Provided text
New Zealand’s Consumer Price Index (CPI) rose 2.2 per cent in the third quarter of this year, according to data released on Monday, beating expectations and soaring at the fastest pace in more than a decade.

The increase compares to a rise of 1.3 per cent in the second quarter, Statistics New Zealand said in a statement — the biggest quarterly jump since a 2.3 per cent increase in the December quarter of 2010.

Annual inflation also jumped 4.9 per cent, compared to 3.3 per cent in the previous quarter, also representing the biggest annual movement in more than 10 years.

The data beat both analysts’ expectations in a recent poll by Reuters and forecasts by the Reserve Bank of New Zealand (RBNZ), both of which expected quarterly inflation to rise 1.4 per cent, which would have lifted annual inflation to 4.1 per cent.

The primary drivers, Statistics New Zealand said, were housing-related costs such as the construction of new houses and local authority rates.

Tasks to perform
a. For each statement, answer yes or no according to the New Zealand inflation report, and quote the words of the report that decide it. (i) The CPI rose 2.2 per cent in the third quarter. (ii) Analysts in the Reuters poll expected quarterly inflation to rise 1.3 per cent. (iii) Fuel prices were the primary drivers of the increase.
b. Set down the part of the New Zealand inflation report that starts at the words "The increase compares" and ends after the words "quarter of 2010.".
c. Carry the New Zealand inflation report on from its last sentence.
The lines after this point are unrelated to the New Zealand inflation report.

Stored rows
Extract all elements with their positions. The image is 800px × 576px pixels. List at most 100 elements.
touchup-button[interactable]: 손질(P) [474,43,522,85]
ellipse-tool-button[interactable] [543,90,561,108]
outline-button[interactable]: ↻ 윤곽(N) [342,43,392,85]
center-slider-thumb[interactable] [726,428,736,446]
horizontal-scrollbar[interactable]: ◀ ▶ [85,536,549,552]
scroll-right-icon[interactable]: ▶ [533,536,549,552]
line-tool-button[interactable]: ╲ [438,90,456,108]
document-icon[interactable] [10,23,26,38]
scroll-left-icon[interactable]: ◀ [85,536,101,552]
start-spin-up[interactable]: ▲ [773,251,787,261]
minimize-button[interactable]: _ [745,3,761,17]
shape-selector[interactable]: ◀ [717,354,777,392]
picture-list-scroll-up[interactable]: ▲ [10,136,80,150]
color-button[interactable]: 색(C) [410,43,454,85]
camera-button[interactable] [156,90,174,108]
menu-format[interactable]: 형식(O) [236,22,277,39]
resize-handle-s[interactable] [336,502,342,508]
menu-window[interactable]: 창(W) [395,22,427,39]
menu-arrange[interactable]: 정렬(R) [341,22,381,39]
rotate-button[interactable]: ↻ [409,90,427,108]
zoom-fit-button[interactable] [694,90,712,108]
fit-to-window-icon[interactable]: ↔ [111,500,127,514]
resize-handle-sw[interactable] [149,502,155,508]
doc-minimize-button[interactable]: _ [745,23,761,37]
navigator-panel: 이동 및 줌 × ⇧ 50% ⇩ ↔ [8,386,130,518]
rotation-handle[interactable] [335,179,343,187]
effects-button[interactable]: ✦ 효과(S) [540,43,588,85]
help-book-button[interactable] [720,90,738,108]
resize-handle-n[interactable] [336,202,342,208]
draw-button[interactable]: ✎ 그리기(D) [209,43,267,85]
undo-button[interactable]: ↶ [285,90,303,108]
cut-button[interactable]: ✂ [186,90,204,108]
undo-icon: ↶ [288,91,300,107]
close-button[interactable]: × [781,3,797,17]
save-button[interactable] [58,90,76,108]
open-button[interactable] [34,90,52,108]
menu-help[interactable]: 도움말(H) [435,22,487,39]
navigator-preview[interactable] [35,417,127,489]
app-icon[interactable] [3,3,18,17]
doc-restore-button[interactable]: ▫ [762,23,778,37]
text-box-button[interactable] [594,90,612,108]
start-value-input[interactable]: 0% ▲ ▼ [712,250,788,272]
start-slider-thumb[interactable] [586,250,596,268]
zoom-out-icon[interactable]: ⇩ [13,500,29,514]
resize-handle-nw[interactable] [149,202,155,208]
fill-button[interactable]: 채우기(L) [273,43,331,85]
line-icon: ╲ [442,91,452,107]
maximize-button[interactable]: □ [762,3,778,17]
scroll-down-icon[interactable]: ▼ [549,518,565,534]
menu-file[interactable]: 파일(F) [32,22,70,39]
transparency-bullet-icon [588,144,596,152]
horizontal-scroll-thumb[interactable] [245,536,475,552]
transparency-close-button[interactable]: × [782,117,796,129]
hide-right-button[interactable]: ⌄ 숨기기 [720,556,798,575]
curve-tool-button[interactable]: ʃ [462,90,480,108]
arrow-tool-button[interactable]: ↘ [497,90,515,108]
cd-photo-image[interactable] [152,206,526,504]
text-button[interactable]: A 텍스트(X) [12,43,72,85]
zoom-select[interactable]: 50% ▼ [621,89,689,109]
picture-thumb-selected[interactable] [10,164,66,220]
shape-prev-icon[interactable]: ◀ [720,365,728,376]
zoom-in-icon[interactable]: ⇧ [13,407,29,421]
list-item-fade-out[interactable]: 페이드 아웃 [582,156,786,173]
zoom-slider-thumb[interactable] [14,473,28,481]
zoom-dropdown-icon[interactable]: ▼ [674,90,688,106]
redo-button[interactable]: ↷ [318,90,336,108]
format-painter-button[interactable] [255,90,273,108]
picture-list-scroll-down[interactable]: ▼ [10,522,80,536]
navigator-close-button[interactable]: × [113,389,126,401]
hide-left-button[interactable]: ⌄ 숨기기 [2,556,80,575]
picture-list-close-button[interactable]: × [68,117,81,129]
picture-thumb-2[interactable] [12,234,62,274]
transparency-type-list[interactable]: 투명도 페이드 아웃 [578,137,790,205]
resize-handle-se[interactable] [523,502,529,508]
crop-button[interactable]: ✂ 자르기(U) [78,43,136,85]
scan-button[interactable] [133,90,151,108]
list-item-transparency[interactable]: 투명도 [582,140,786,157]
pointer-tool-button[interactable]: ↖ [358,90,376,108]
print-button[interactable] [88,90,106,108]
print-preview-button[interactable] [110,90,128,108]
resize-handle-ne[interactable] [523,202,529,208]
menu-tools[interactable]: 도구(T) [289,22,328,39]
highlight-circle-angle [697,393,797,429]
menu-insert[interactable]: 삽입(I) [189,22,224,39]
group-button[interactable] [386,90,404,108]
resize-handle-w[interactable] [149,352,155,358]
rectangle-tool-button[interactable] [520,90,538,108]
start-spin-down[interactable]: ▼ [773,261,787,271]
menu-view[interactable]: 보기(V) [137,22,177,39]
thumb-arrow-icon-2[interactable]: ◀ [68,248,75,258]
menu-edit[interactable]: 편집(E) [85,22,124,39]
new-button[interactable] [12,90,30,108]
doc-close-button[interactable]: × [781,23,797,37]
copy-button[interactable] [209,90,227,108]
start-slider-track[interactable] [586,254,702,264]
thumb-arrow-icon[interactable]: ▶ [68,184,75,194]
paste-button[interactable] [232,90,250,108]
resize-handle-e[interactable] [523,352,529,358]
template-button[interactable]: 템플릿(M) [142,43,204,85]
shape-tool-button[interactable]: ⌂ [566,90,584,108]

The responses
a.
(i) Yes: "rose 2.2 per cent in the third quarter of this year"
(ii) No: "both of which expected quarterly inflation to rise 1.4 per cent"
(iii) No: "The primary drivers, Statistics New Zealand said, were housing-related costs such as the construction of new houses and local authority rates."

b.
The increase compares to a rise of 1.3 per cent in the second quarter, Statistics New Zealand said in a statement — the biggest quarterly jump since a 2.3 per cent increase in the December quarter of 2010.

c.
Vegetable prices came in as the second-largest contributor, along with transport costs and fuel prices.

The New Zealand dollar also jumped, touching $0.7103 per US dollar, as traders braced for a tightening of monetary policy by the central bank in response to the higher inflation.

The RBNZ hiked rates earlier this month, hinting at further tightening in the future as it aims to keep inflation within the target range of between one and three per cent, and to cool a red-hot housing market.

“We had already expected the RBNZ to continue hiking rates despite the Auckland lockdown,” Ben Udy, an economist at Capital Economics.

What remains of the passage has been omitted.